— start —

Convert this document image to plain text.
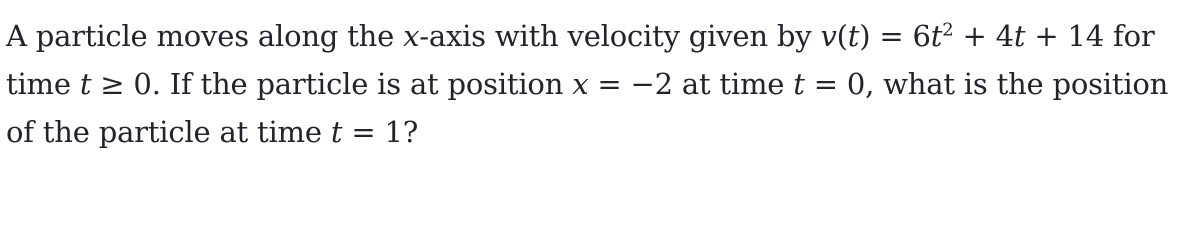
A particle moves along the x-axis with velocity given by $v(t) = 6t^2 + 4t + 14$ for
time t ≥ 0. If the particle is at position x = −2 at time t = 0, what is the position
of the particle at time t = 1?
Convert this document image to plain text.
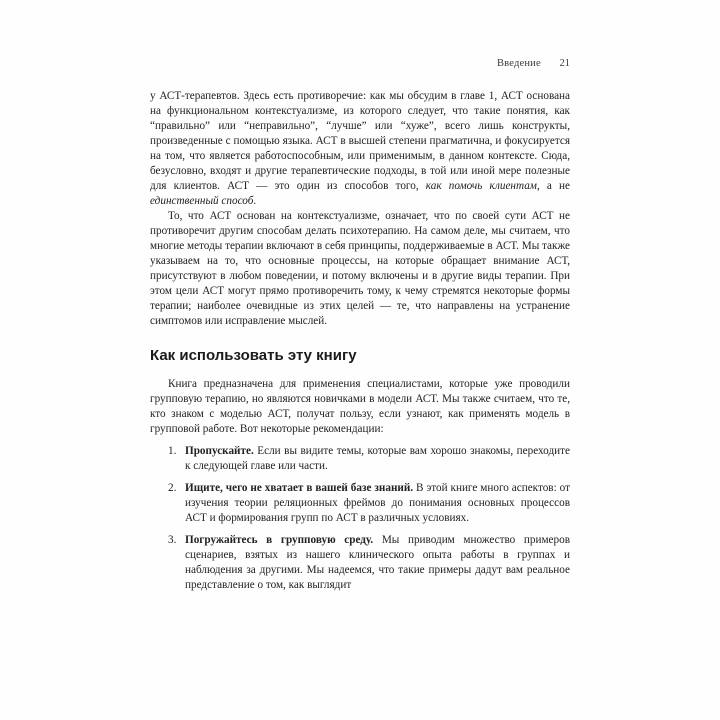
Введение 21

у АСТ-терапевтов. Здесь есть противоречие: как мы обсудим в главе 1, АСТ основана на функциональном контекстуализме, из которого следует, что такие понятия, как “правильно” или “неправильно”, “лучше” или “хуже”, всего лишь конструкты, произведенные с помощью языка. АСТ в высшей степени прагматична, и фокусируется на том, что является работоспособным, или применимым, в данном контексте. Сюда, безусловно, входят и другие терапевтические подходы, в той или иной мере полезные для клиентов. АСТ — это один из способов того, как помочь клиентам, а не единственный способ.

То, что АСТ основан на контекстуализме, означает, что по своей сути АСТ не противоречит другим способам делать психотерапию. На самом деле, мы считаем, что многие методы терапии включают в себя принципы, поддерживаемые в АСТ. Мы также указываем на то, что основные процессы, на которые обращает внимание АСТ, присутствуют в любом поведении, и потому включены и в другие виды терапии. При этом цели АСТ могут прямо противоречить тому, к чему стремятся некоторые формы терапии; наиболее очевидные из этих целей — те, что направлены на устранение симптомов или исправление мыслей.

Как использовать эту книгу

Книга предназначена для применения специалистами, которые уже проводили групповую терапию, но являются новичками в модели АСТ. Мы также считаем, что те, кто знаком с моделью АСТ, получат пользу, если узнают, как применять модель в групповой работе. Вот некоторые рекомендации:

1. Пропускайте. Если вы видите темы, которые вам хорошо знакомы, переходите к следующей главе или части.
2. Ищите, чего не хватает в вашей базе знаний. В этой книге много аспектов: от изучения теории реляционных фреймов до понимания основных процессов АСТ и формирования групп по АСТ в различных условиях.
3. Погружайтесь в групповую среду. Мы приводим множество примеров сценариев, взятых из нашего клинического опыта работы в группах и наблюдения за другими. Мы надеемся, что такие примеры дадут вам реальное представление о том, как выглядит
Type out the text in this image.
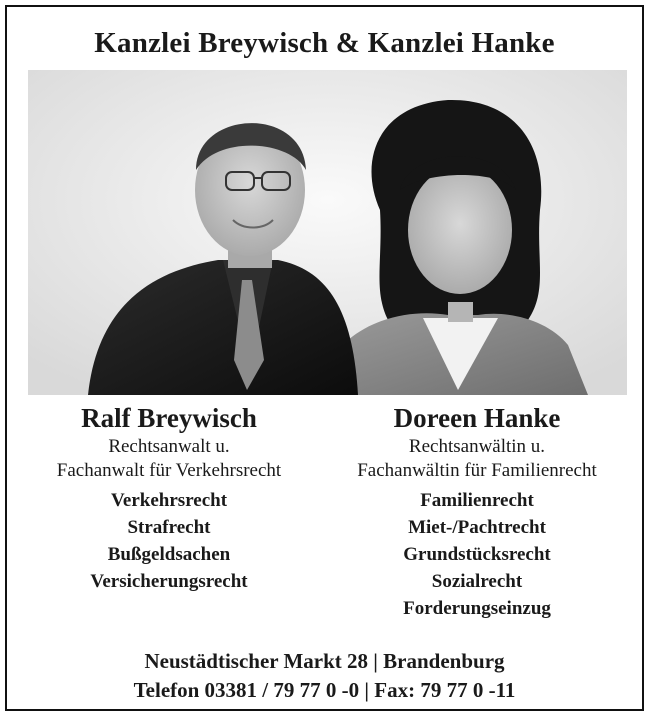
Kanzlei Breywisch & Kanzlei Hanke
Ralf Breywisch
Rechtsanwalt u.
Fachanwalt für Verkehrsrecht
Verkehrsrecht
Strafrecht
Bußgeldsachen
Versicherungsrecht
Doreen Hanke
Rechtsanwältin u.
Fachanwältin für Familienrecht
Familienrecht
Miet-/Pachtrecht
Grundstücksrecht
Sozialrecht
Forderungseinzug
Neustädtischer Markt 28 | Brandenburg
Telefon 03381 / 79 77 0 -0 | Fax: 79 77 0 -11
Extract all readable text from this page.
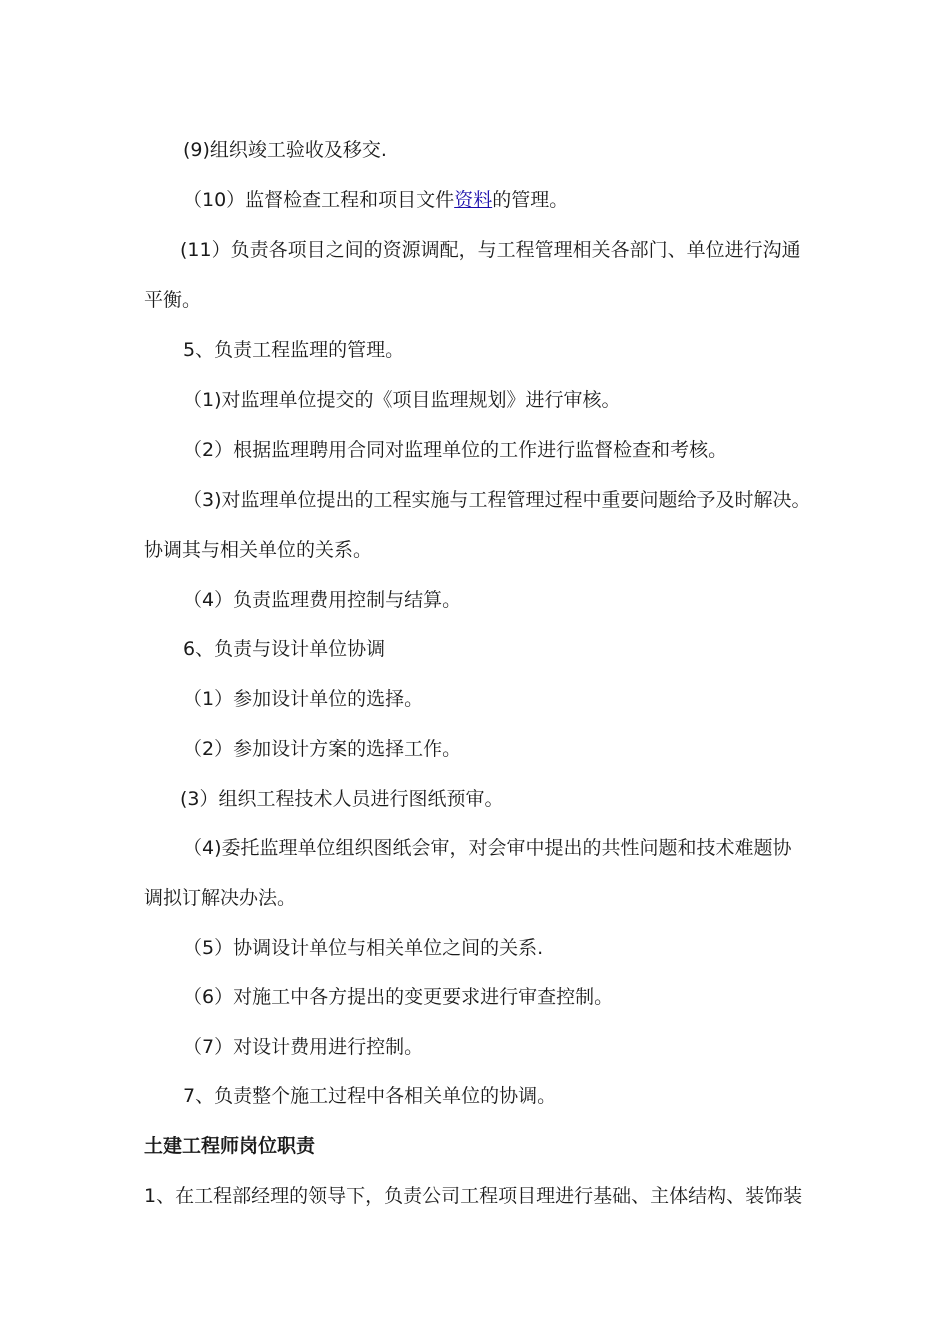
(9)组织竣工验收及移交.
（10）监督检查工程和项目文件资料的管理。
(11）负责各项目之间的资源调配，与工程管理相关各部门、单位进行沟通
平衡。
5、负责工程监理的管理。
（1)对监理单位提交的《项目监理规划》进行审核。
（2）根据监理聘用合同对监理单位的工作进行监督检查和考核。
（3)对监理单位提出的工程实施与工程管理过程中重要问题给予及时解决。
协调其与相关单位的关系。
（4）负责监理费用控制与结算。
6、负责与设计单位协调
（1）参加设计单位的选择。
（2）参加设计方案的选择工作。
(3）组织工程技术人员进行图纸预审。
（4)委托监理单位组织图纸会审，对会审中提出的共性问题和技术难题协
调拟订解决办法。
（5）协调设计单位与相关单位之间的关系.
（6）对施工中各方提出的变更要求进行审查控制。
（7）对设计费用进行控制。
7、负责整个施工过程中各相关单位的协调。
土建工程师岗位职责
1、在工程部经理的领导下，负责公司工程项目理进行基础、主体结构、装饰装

— end —
— start —

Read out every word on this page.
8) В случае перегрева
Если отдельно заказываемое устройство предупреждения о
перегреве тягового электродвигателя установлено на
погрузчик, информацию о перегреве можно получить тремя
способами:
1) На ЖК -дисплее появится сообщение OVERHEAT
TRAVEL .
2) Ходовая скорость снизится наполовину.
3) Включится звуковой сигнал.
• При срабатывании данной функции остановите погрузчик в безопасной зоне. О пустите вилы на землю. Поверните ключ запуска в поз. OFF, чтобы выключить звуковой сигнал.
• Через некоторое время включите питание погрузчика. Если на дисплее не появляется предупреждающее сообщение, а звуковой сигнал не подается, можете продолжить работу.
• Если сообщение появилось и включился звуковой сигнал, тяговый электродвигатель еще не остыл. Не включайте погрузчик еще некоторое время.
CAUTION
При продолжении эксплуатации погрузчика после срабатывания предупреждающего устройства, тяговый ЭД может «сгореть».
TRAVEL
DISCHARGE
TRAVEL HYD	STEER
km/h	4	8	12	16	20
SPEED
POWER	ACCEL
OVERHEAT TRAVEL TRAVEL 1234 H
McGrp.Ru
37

— end —

# Direction:
Scan the material above. Copy each line where "некоторое" occurs.

# Answer for the task:
• Через некоторое время включите питание погрузчика. Если на дисплее не появляется предупреждающее сообщение, а звуковой сигнал не подается, можете продолжить работу.
• Если сообщение появилось и включился звуковой сигнал, тяговый электродвигатель еще не остыл. Не включайте погрузчик еще некоторое время.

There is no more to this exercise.